§ **COMPITO A**
Indica se ciascuna delle affermazioni seguenti concorda con il testo su Anat Gov. Rispondi sì o no e cita le parole decisive del testo. (i) Best Friends, del 1999, è il testo che l'ha fatta conoscere al grande pubblico. (ii) Lisistrata è stata scritta nel 2008. (iii) I parenti avrebbero voluto che sposasse un avvocato.
§ **COMPITO B**
Prosegui il testo su Anat Gov a partire dalla sua ultima frase.

E tuttavia questa autrice ha toccato temi caldi, ha fatto vibrare molte corde del femminile. Ha parlato di amicizia tra donne in modo disincantato, umoristico (la sua cifra) ma anche senza veli, profondo in Best Friends (1999) il testo che l’ha fatta conoscere al grande pubblico; ma anche di guerra, conoscendo da vicino lo strazio dei soldati feriti quando è andata ad esibirsi per loro, di impegno sociale e civile (la vediamo ricevuta allo Knesset a disquisire della politica dei confini e il ruolo degli artisti nel conflitto). Giornalista per rabbia, scrive di tutto ciò che le sembra sbagliato dopo l’assassinio di Rabin, vuole incontrare il diverso, il nemico: ortodossi (i più ironici, dice), palestinesi, coloni. Perché vivere in Israele significa condividere una realtà complessa in cui devi dare il tuo contributo, come quando suona la sirena per Yom Ha Shoah e ti senti di far parte di qualcosa di piccolo e di giusto.
“Spero che i nostri vicini avranno presto un giorno dell’indipendenza”, dice; e intanto nel 2000 scrive Lisistrata ribadendo che se il potere fosse in mano alle donne forse la pace sarebbe più vicina. E poi quel testo che le regala un successo universale, Oh Dio mio, del 2008. Ma tu credi in Dio?, le chiede a bruciapelo Kneller. E lei risponde: “Non credo a quel Dio che ti dice che devi strappare la carta igienica prima di Shabbat. Credo che dovremmo essere brave persone”. E poi ci sono i ricordi personali, le foto con la figlia incinta (la nipotina purtroppo morirà, ma dopo che Gov sarà già scomparsa), il marito amato, sposato nonostante il parere contrario dei parenti che avrebbero voluto per lei almeno un medico; quel marito anche lui artista, pasticcione, che fa il ketchup in casa sporcando il soffitto della cucina di rosso, quel marito a cui il pensiero di Anat corre sempre, arrivando addirittura a pensare a una nuova fidanzata con cui possa riaccasarsi.

§ **VOCI ESTRATTE**
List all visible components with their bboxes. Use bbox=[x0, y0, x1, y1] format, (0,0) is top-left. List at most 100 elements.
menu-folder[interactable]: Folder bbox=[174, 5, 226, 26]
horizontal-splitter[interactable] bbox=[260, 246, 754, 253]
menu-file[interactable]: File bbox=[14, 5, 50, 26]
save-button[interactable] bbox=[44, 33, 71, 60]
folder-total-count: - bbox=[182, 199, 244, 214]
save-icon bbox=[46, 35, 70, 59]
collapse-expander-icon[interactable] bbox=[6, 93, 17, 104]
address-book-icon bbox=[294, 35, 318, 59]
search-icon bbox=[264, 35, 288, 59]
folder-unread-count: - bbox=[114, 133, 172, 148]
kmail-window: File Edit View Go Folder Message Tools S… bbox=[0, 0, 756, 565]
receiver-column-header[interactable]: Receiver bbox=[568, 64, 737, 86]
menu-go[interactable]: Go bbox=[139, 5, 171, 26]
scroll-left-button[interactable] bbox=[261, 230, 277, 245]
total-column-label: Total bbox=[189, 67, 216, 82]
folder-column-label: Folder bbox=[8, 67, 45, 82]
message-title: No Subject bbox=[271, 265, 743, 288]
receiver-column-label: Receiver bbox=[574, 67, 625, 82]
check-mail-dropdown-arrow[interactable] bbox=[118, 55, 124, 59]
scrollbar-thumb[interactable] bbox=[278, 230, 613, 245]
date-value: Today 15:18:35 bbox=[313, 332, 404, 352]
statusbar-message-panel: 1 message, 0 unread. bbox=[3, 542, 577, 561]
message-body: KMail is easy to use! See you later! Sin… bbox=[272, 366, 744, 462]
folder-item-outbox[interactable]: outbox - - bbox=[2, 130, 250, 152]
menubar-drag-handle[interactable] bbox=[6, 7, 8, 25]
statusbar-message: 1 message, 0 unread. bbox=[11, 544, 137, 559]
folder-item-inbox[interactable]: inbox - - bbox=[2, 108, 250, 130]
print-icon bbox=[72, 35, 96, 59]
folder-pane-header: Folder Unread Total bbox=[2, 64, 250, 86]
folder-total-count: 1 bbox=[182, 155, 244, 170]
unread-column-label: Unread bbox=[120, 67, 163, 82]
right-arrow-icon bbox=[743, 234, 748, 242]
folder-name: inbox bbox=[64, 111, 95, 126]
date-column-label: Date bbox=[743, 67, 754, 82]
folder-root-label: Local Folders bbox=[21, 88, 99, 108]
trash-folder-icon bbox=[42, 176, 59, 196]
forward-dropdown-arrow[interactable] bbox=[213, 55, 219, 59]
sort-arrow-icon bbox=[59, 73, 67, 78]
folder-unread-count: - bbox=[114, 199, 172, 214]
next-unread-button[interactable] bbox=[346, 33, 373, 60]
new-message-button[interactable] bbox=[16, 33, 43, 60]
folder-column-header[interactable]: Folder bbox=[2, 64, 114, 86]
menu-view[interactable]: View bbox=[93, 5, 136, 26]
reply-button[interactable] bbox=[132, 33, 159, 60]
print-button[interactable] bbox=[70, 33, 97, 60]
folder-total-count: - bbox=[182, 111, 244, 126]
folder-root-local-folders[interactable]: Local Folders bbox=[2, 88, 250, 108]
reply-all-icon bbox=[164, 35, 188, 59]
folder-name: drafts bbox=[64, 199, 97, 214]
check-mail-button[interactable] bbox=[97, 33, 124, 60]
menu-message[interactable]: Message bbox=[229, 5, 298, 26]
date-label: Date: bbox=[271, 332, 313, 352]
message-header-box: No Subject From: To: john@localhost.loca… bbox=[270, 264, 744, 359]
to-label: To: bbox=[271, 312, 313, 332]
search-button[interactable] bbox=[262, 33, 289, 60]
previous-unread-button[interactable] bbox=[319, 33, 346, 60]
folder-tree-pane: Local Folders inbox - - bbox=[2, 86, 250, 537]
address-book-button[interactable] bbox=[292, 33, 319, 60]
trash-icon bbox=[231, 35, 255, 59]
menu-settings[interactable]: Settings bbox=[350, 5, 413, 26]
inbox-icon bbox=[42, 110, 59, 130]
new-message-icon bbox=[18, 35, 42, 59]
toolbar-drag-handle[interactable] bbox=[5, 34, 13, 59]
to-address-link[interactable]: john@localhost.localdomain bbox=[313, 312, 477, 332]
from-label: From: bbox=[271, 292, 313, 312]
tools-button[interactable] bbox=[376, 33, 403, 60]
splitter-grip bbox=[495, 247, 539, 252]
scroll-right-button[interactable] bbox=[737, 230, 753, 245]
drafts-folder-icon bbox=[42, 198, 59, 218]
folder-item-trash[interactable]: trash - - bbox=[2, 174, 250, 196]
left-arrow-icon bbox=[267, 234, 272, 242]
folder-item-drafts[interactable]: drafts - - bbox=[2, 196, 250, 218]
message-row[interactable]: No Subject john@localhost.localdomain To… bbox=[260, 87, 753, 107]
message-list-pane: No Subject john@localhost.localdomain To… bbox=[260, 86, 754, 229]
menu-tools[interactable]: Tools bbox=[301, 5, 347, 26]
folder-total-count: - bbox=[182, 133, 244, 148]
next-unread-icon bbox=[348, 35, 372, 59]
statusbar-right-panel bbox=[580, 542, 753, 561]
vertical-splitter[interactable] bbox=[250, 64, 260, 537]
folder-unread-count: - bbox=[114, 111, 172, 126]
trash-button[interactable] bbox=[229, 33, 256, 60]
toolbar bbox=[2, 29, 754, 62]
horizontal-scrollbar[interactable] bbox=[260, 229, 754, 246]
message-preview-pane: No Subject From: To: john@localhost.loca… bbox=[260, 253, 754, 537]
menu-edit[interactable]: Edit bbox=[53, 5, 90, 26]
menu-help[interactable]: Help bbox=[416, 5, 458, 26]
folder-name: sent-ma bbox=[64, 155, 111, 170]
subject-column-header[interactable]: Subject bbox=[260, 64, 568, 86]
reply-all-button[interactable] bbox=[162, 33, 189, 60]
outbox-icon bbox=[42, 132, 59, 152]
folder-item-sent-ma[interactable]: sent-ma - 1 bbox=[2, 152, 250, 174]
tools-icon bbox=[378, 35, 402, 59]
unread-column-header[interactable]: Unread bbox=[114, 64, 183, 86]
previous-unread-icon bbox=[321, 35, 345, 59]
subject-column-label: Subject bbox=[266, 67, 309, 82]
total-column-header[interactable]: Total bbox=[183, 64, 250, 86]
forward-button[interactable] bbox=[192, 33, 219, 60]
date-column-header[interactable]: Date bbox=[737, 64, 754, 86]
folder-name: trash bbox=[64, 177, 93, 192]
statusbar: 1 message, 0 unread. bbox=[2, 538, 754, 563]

§ **RISPOSTA A**
(i) Sì: "in Best Friends (1999) il testo che l’ha fatta conoscere al grande pubblico".
(ii) No: "nel 2000 scrive Lisistrata".
(iii) No: "avrebbero voluto per lei almeno un medico".

§ **RISPOSTA B**
Perché tutto per lei diventa teatro, si trasforma in scena iconica. Come l’elenco dei medicinali per la chemioterapia che l’infermiera sciorina in una lunga lista, che dà vita a un musical sul cancro. Scrivere trasforma il negativo in positivo, scrivere è il senso della vita. Non si piange mai addosso. “Una foglia cade, l’albero forse piange”? risponde a una domanda, citando un detto buddista. “Pensiamo di essere importanti, è tutta una questione di ego. Io non sono avida, ho avuto una bella vita”. C’è una buona e una cattiva morte. Quella buona è avere tempo di dire addio, di rimettere a posto la scrivania, di star bene con quello che si è fatto fino a quel momento. “Mi piace pensare che nella morte stai tornando a casa”. O magari vai a passeggiare sulla Via Lattea, come ricorda una commossa Edna Mazya alla fine. Ma niente lacrime, niente rabbia: consapevolezza e orgoglio. Morire è un’arte come le altre. La vita va chiusa su una nota positiva, non sul rimpianto.
“Ero una ragazza rock. Una ragazza rock non può morire così”.